Extrait de page |
::::::

Posté le 11.10.2020 à 10h15
Chaque jour, les cinéastes de la Sélection officielle Cannes 2020 nous racontent leur passion du cinéma. Parce que les films d’aujourd’hui naissent de ceux d’hier.
Le film classique qui vous a le plus marqué ?
Fanny : Nous nous sommes tant aimés, d'Ettore Scola. Le titre est déjà magnifique. J'ai découvert ce film il y a quelques années. Il mêle des réflexions politiques, sur l'engagement et la différence de classes, à de très beaux questionnements sur l'amitié, l'amour, l'avenir et le temps qui passe. Un doux voyage en Italie, où l'on rit, mais où l'en sent aussi la mélancolie des vies qui filent à toute vitesse. C'est un film qui m'a touchée par le subtil équilibre entre la mélancolie et la légèreté qui s'en dégagent.
Jérémy : Jeux interdits, de René Clément. C'est un film que j'ai vu enfant, qui m'a beaucoup marqué, puis que j'ai oublié. J'en avais gardé en mémoire une image, celle de ce pont sous les bombardements, et cette petite fille qui s'enfuit dans la campagne avec son chien mort dans les bras. Il y a quelques années, j'ai retrouvé ce film, et le souvenir très fort de tristesse, de résilience et de poésie qu'il m'avait laissé est revenu tout entier. Ce cimetière que les deux enfants construisent pour guérir leurs peines, la force de leur relation, sont des images qui résonnent encore plus fortement en moi aujourd'hui.

::::::

Consignes |
- A) Dans l'entretien des cinéastes de Cannes 2020, quel film d'Ettore Scola Fanny désigne-t-elle comme le classique qui l'a le plus marquée ?
- B) Comment traduire en anglais la phrase « J'ai découvert ce film il y a quelques années. », tirée de l'entretien des cinéastes de Cannes 2020 ?
- C) Poursuivez l'entretien des cinéastes de Cannes 2020 après sa dernière phrase.
Le matériel placé ici n'a aucun rôle à jouer.

Matériel fourni |

::::::

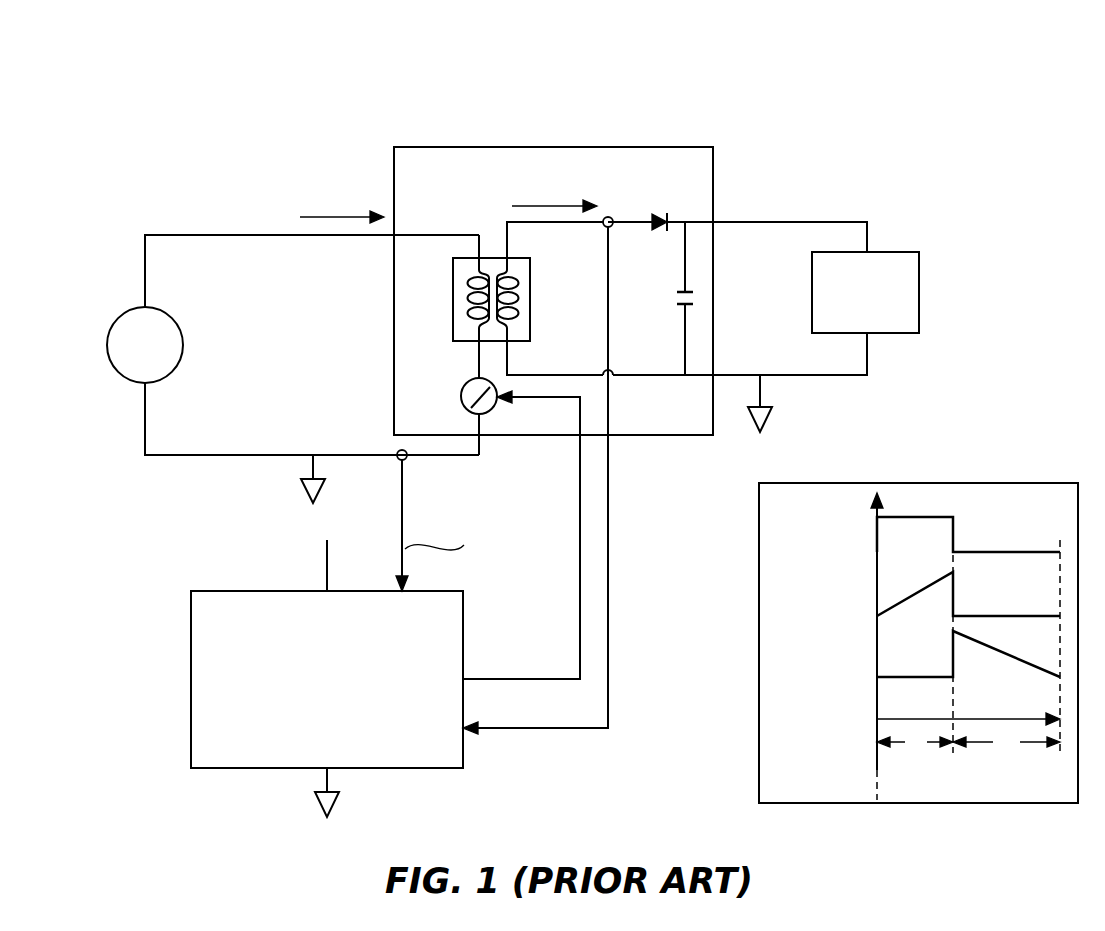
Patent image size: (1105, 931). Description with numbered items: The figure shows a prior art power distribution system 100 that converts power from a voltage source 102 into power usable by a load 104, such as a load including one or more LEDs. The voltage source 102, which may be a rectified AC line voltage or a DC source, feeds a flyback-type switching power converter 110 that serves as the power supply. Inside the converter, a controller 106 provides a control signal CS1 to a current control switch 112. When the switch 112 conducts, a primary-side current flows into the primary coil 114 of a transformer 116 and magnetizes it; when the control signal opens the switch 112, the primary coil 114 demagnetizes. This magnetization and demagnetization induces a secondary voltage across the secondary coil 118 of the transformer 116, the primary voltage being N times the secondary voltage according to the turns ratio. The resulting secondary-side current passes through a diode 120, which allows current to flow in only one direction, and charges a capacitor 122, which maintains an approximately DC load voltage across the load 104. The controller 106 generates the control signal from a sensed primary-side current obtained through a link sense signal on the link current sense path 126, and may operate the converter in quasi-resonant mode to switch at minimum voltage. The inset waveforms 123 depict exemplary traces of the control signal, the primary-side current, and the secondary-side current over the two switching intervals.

The power distribution system 100 is at (664, 112).
The voltage source 102 is at (118, 318).
The load 104 is at (865, 292).
The controller 106 is at (327, 679).
The switching power converter 110 is at (452, 147).
The current control switch 112 is at (461, 391).
The primary coil 114 is at (470, 318).
The transformer 116 is at (498, 258).
The secondary coil 118 is at (515, 318).
The diode 120 is at (655, 219).
The capacitor 122 is at (681, 297).
The waveforms 123 is at (898, 483).
The link current sense path 126 is at (401, 508).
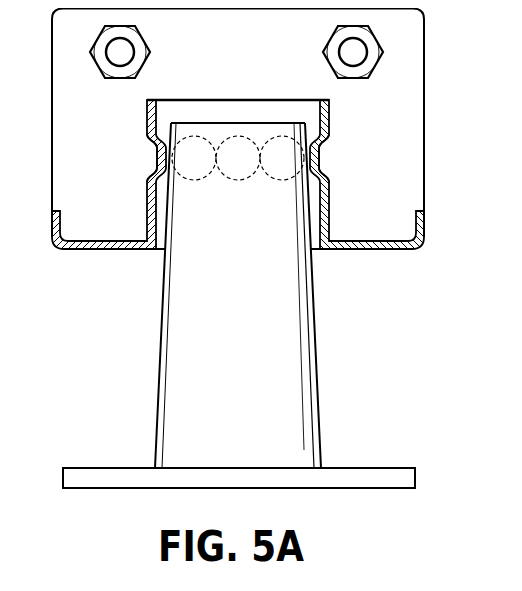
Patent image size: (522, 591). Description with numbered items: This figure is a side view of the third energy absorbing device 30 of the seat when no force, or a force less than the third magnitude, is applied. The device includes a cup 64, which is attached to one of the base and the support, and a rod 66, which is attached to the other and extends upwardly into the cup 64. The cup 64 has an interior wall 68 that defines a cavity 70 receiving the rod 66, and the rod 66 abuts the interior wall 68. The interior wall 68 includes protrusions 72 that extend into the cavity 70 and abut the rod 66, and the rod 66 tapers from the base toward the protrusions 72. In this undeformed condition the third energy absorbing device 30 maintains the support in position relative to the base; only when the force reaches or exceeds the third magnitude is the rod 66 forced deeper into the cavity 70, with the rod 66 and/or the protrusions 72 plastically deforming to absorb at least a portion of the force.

The third energy absorbing device 30 is at (363, 281).
The cup 64 is at (139, 204).
The rod 66 is at (150, 356).
The interior wall 68 is at (298, 204).
The cavity 70 is at (184, 107).
The protrusions 72 is at (146, 149).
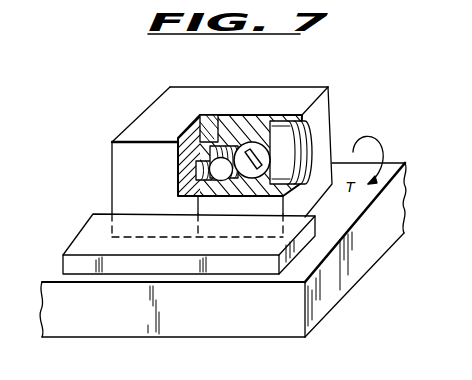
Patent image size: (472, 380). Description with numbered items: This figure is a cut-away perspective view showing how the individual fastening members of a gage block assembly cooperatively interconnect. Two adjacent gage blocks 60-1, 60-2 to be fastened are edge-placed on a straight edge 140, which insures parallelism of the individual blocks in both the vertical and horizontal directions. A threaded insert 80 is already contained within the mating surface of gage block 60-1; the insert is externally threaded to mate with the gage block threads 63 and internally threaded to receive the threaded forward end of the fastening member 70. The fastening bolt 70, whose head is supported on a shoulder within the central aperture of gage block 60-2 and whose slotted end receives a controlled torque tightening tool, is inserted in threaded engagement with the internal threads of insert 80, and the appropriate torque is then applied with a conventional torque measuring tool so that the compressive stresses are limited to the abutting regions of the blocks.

The gage block 60-1 is at (188, 76).
The gage block 60-2 is at (297, 93).
The fastening member 70 is at (294, 123).
The threaded insert 80 is at (222, 145).
The gage block threads 63 is at (302, 152).
The straight edge 140 is at (82, 236).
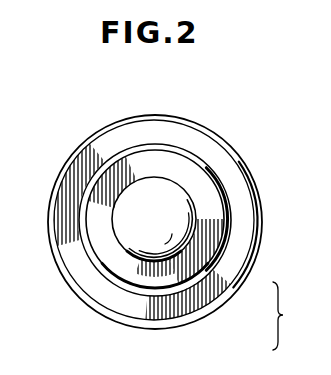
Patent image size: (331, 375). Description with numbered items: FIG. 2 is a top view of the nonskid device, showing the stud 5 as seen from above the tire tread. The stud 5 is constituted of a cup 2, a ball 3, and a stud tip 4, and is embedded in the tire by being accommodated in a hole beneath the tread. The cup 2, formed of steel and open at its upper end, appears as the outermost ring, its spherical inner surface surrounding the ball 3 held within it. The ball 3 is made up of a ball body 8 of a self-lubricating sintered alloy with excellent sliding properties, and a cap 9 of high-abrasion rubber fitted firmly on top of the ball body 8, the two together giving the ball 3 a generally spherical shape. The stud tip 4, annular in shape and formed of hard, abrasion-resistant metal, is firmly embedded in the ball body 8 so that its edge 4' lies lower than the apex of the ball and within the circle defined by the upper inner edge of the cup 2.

The cup 2 is at (250, 229).
The ball 3 is at (286, 316).
The stud tip 4 is at (144, 211).
The edge of the stud tip 4' is at (155, 184).
The stud 5 is at (247, 150).
The ball body 8 is at (199, 283).
The cap 9 is at (188, 232).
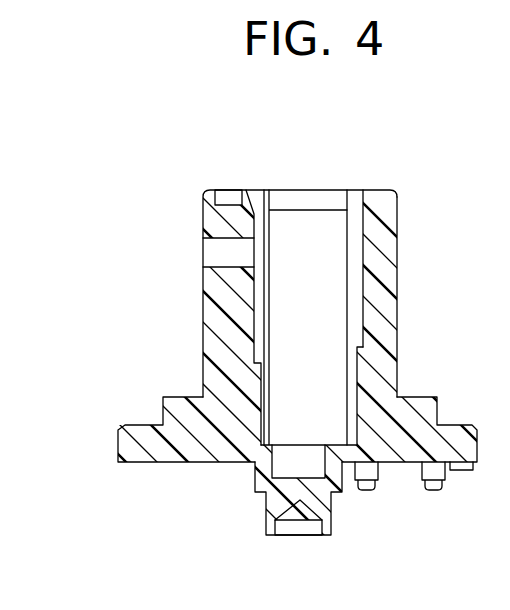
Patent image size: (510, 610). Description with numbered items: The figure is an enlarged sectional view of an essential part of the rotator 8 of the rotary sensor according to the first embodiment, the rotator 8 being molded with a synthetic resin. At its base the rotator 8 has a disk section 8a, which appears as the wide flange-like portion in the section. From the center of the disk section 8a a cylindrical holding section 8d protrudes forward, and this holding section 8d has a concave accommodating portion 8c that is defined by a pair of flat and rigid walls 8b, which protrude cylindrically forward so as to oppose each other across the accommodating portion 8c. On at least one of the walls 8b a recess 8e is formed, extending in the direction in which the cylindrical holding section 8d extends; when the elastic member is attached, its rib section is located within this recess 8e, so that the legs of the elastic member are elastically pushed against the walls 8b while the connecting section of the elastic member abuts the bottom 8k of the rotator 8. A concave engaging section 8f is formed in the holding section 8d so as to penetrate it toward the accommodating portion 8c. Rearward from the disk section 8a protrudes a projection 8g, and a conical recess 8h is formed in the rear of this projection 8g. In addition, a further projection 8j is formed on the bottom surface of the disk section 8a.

The rotator 8 is at (402, 203).
The disk section 8a is at (152, 442).
The walls 8b is at (266, 260).
The accommodating portion 8c is at (283, 326).
The holding section 8d is at (398, 253).
The recess 8e is at (357, 318).
The engaging section 8f is at (213, 250).
The projection 8g is at (277, 497).
The conical recess 8h is at (297, 520).
The projection 8j is at (435, 492).
The bottom 8k is at (345, 455).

::::::

Réponses fournies |
- A) Nous nous sommes tant aimés.

- B) I discovered this film a few years ago.

- C)
Le cinéaste dont vous avez le plus appris en voyant ses films ?
Jérémy : Bong Joon-Ho. Parce que chacun de ses films est une leçon magnifique, par l'ambiance qu'il parvient à créer, l'humour de ses personnages, les prouesses de sa mise en scène, la justesse de son ton, le fond politique toujours très présent. Il a l'art de nous emporter, de nous exalter, de nous faire peur, de nous émouvoir, de nous faire vibrer, et cela fait de lui l'un de nos cinéastes contemporains préférés. Des scènes telles que la mère qui sort du placard d'où elle s'est cachée dans Mother, les enfants qui tentent de s'échapper des égouts avec des vêtements pris aux morts dans The Host ou la nounou qui vient rechercher son mari dans les caves de Parasite restent profondément ancrées en nous.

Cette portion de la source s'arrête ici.